(Reading passage)
Simply one of the best books I've ever read. So many different stories within the story. A study of humanity, it's beauty and its banality.
I found this wonderful novel to be engaging from page one all the way to the end. Great characters, an interesting take on the apocalypse, and a complex yet approachable structure. I loved the ways the different characters overlapped in ways both big and small. I think the mark of a great book is when you hate to leave the characters and I certainly felt that with this novel. I would love to read more stories about Javeen, Kristen, and Clark. Brava!
It’s well written. The premise is cliche, but the characters make the story.I wish Christianity didn’t need to play a negative role. It’s been two thousand years, and this modern age is restless. So many distractions to lead from the truth. Can one read this and still hang on? I hope so.
The book explores the breakdown of civilization caused by a deadly and rapidly spreading virus, and how the survivors (<1% of the pre-collapse population) manage to survive. I am not an expert on literary criticism, but I thought the author did a good job of making her characters seem authentic. I found the book engaging and suspenseful, but also thought-provoking. After reading the first chapters, I tried to research the plausibility of such a lethal virus. As best I can tell such a virus would be unprecedented but not implausible. It causes me to worry more about the current national leadership of our public health systems. In the imagined scenario they would certainly make the problem much worse. There are also incidents in the story that give insights into religion and how it sometimes makes good people evil.

(Data under study)
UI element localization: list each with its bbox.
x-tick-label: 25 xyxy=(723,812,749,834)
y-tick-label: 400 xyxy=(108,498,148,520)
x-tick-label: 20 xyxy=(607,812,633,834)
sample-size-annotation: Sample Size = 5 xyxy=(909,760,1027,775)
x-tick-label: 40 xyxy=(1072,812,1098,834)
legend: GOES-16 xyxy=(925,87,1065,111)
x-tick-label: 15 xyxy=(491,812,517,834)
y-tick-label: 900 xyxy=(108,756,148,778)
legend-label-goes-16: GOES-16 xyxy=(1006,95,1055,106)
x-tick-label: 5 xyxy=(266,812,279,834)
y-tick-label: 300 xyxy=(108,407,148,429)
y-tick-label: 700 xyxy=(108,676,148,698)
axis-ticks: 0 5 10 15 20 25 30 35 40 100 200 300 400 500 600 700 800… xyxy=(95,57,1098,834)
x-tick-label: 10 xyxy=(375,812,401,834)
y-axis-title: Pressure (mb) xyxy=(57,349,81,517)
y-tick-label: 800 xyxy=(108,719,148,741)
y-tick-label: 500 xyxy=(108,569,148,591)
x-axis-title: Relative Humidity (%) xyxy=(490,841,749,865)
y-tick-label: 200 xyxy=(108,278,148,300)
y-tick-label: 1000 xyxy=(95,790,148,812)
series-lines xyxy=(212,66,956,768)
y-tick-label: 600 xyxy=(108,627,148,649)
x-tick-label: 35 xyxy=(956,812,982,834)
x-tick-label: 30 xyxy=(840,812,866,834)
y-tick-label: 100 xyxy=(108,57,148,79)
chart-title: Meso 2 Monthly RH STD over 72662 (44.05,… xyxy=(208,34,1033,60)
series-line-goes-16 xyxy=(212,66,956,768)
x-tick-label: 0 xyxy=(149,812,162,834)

(Task to carry out) In the book reviews, why does the reviewer who looked into the plausibility of the virus say the novel makes them worry more about the current national leadership of public health systems? Answer in one to three sentences. The items have no connection to the text.

(Result for this exercise) In the scenario the book imagines, that leadership would certainly make the problem much worse. The reviewer had also concluded that such a lethal virus would be unprecedented but not implausible.